Repeat word for word the line with "What text is on this page?" and every line after it until the records below run out.

/---

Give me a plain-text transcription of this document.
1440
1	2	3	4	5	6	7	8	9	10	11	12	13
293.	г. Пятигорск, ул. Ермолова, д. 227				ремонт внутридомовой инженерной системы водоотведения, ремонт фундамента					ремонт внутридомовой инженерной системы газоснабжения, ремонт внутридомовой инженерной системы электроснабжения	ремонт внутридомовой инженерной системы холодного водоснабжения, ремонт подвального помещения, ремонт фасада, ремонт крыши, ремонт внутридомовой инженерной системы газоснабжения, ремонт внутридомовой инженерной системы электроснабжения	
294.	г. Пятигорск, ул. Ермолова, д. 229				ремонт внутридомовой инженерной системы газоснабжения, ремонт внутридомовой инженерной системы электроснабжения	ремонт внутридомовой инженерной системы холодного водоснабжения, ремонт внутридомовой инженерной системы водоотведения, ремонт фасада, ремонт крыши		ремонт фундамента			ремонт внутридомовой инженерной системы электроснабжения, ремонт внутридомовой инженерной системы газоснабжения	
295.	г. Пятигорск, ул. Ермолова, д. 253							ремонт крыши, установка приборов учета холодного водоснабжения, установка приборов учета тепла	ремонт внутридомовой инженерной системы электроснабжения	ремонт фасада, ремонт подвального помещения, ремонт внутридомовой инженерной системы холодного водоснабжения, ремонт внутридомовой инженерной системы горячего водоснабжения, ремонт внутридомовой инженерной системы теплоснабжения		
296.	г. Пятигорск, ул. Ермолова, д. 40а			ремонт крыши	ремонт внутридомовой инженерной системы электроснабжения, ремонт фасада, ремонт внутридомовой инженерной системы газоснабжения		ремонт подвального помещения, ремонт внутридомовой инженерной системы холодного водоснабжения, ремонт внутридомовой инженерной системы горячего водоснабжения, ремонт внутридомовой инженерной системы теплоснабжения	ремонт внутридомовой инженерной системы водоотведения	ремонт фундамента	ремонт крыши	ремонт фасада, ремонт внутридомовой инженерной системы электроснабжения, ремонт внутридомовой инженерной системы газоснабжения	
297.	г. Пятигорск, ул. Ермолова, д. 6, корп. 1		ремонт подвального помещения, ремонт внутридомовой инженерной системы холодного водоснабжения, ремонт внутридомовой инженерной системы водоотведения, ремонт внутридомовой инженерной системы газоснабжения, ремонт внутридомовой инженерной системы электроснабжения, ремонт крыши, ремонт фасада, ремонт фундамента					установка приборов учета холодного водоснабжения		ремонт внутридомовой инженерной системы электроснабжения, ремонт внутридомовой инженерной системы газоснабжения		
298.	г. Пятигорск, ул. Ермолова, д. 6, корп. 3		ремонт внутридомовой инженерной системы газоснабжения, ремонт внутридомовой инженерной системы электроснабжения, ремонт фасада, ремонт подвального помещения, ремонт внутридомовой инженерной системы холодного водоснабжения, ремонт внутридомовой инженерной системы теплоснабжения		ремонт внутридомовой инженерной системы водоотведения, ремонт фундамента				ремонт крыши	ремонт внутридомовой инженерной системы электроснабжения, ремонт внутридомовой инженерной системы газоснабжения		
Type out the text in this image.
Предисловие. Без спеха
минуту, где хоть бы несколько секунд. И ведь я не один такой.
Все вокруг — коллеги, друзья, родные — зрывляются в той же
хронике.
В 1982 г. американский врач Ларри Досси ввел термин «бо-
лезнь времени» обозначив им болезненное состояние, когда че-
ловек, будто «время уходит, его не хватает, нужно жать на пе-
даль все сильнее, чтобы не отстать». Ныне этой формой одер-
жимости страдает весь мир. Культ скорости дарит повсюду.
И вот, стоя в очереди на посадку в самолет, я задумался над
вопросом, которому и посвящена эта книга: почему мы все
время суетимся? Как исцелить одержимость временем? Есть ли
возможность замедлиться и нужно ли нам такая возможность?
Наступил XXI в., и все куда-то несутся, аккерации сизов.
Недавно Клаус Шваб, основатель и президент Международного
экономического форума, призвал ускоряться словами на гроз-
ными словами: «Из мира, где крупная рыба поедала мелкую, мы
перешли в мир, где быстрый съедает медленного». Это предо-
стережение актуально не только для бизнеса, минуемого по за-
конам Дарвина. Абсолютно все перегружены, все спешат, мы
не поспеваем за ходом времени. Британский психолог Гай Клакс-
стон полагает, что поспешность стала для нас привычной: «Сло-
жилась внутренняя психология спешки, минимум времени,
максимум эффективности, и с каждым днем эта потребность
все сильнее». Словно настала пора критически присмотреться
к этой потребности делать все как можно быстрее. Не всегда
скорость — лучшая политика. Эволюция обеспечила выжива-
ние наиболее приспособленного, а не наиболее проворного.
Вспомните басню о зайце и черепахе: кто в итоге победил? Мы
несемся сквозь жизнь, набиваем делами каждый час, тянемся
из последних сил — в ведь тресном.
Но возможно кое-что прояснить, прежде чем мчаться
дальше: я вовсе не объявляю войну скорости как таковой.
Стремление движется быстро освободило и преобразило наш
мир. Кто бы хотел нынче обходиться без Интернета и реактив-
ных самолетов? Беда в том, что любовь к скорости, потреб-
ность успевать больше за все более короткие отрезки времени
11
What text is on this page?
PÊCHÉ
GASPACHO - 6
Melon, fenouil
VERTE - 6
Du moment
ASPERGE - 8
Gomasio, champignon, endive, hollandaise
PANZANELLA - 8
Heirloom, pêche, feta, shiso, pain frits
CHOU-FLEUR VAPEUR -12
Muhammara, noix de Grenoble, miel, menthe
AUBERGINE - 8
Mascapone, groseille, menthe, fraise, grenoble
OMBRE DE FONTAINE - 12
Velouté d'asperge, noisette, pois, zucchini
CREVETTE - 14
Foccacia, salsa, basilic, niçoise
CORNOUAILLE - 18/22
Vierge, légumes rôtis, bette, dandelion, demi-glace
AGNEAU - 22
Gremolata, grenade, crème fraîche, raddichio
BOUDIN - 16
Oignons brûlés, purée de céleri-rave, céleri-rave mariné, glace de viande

\---

*ANSWER FOR THIS EXERCISE:*
What text is on this page?
PÊCHÉ
GASPACHO - 6
Melon, fenouil
VERTE - 6
Du moment
ASPERGE - 8
Gomasio, champignon, endive, hollandaise
PANZANELLA - 8
Heirloom, pêche, feta, shiso, pain frits
CHOU-FLEUR VAPEUR -12
Muhammara, noix de Grenoble, miel, menthe
AUBERGINE - 8
Mascapone, groseille, menthe, fraise, grenoble
OMBRE DE FONTAINE - 12
Velouté d'asperge, noisette, pois, zucchini
CREVETTE - 14
Foccacia, salsa, basilic, niçoise
CORNOUAILLE - 18/22
Vierge, légumes rôtis, bette, dandelion, demi-glace
AGNEAU - 22
Gremolata, grenade, crème fraîche, raddichio
BOUDIN - 16
Oignons brûlés, purée de céleri-rave, céleri-rave mariné, glace de viande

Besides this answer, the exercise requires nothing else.